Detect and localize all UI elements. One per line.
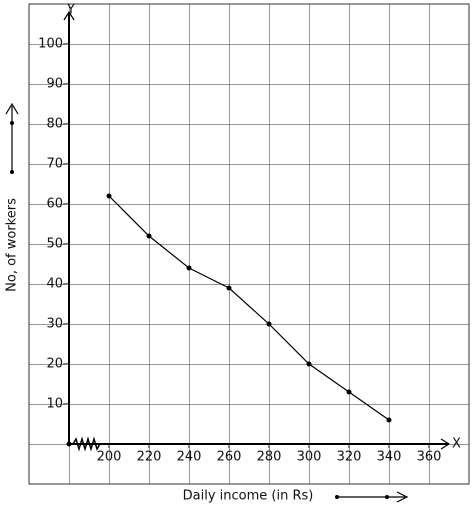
arrow-dot <box>335 495 339 499</box>
data-point <box>226 285 232 291</box>
arrow-dot <box>10 170 14 174</box>
x-tick-label: 360 <box>417 450 442 465</box>
y-tick-label: 100 <box>38 37 63 52</box>
y-tick-label: 60 <box>46 197 63 212</box>
x-tick-label: 320 <box>337 450 362 465</box>
grid-background <box>28 3 470 485</box>
data-point <box>106 193 112 199</box>
x-tick-label: 340 <box>377 450 402 465</box>
x-tick-label: 220 <box>137 450 162 465</box>
data-point <box>266 321 272 327</box>
arrow-dot <box>385 495 389 499</box>
y-tick-label: 70 <box>46 157 63 172</box>
data-point <box>186 265 192 271</box>
y-tick-label: 80 <box>46 117 63 132</box>
data-point <box>386 417 392 423</box>
x-tick-label: 280 <box>257 450 282 465</box>
data-point <box>346 389 352 395</box>
data-line <box>108 195 390 421</box>
y-axis-label: No, of workers <box>5 198 20 292</box>
x-axis-label: Daily income (in Rs) <box>183 489 314 504</box>
y-tick-label: 10 <box>46 397 63 412</box>
data-point <box>146 233 152 239</box>
arrow-dot <box>10 121 14 125</box>
y-tick-label: 50 <box>46 237 63 252</box>
y-tick-label: 30 <box>46 317 63 332</box>
y-tick-label: 20 <box>46 357 63 372</box>
x-direction-arrow <box>337 491 409 503</box>
x-tick-label: 240 <box>177 450 202 465</box>
y-tick-label: 40 <box>46 277 63 292</box>
y-axis-arrow <box>63 10 75 21</box>
x-tick-label: 200 <box>97 450 122 465</box>
y-direction-arrow <box>5 102 19 172</box>
x-tick-label: 300 <box>297 450 322 465</box>
origin-dot <box>66 441 72 447</box>
y-axis-name: Y <box>66 3 75 18</box>
x-tick-label: 260 <box>217 450 242 465</box>
y-tick-label: 90 <box>46 77 63 92</box>
x-axis-arrow <box>440 438 451 450</box>
x-axis-name: X <box>452 437 461 452</box>
data-point <box>306 361 312 367</box>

────────────────────────────────────────

Rename every "data-point" in the rows to "plot-marker" and repeat the rows with nothing else changed. Leave the pictures out.

Detect and localize all UI elements. One per line.
arrow-dot <box>335 495 339 499</box>
plot-marker <box>226 285 232 291</box>
arrow-dot <box>10 170 14 174</box>
x-tick-label: 360 <box>417 450 442 465</box>
y-tick-label: 100 <box>38 37 63 52</box>
y-tick-label: 60 <box>46 197 63 212</box>
x-tick-label: 320 <box>337 450 362 465</box>
grid-background <box>28 3 470 485</box>
plot-marker <box>106 193 112 199</box>
x-tick-label: 340 <box>377 450 402 465</box>
x-tick-label: 220 <box>137 450 162 465</box>
plot-marker <box>266 321 272 327</box>
arrow-dot <box>385 495 389 499</box>
y-tick-label: 70 <box>46 157 63 172</box>
plot-marker <box>186 265 192 271</box>
y-tick-label: 80 <box>46 117 63 132</box>
plot-marker <box>386 417 392 423</box>
x-tick-label: 280 <box>257 450 282 465</box>
plot-marker <box>346 389 352 395</box>
data-line <box>108 195 390 421</box>
y-axis-label: No, of workers <box>5 198 20 292</box>
x-axis-label: Daily income (in Rs) <box>183 489 314 504</box>
y-tick-label: 10 <box>46 397 63 412</box>
plot-marker <box>146 233 152 239</box>
arrow-dot <box>10 121 14 125</box>
y-tick-label: 50 <box>46 237 63 252</box>
y-tick-label: 30 <box>46 317 63 332</box>
y-tick-label: 20 <box>46 357 63 372</box>
x-direction-arrow <box>337 491 409 503</box>
x-tick-label: 240 <box>177 450 202 465</box>
y-tick-label: 40 <box>46 277 63 292</box>
y-axis-arrow <box>63 10 75 21</box>
x-tick-label: 200 <box>97 450 122 465</box>
y-direction-arrow <box>5 102 19 172</box>
x-tick-label: 300 <box>297 450 322 465</box>
origin-dot <box>66 441 72 447</box>
y-axis-name: Y <box>66 3 75 18</box>
x-tick-label: 260 <box>217 450 242 465</box>
y-tick-label: 90 <box>46 77 63 92</box>
x-axis-arrow <box>440 438 451 450</box>
x-axis-name: X <box>452 437 461 452</box>
plot-marker <box>306 361 312 367</box>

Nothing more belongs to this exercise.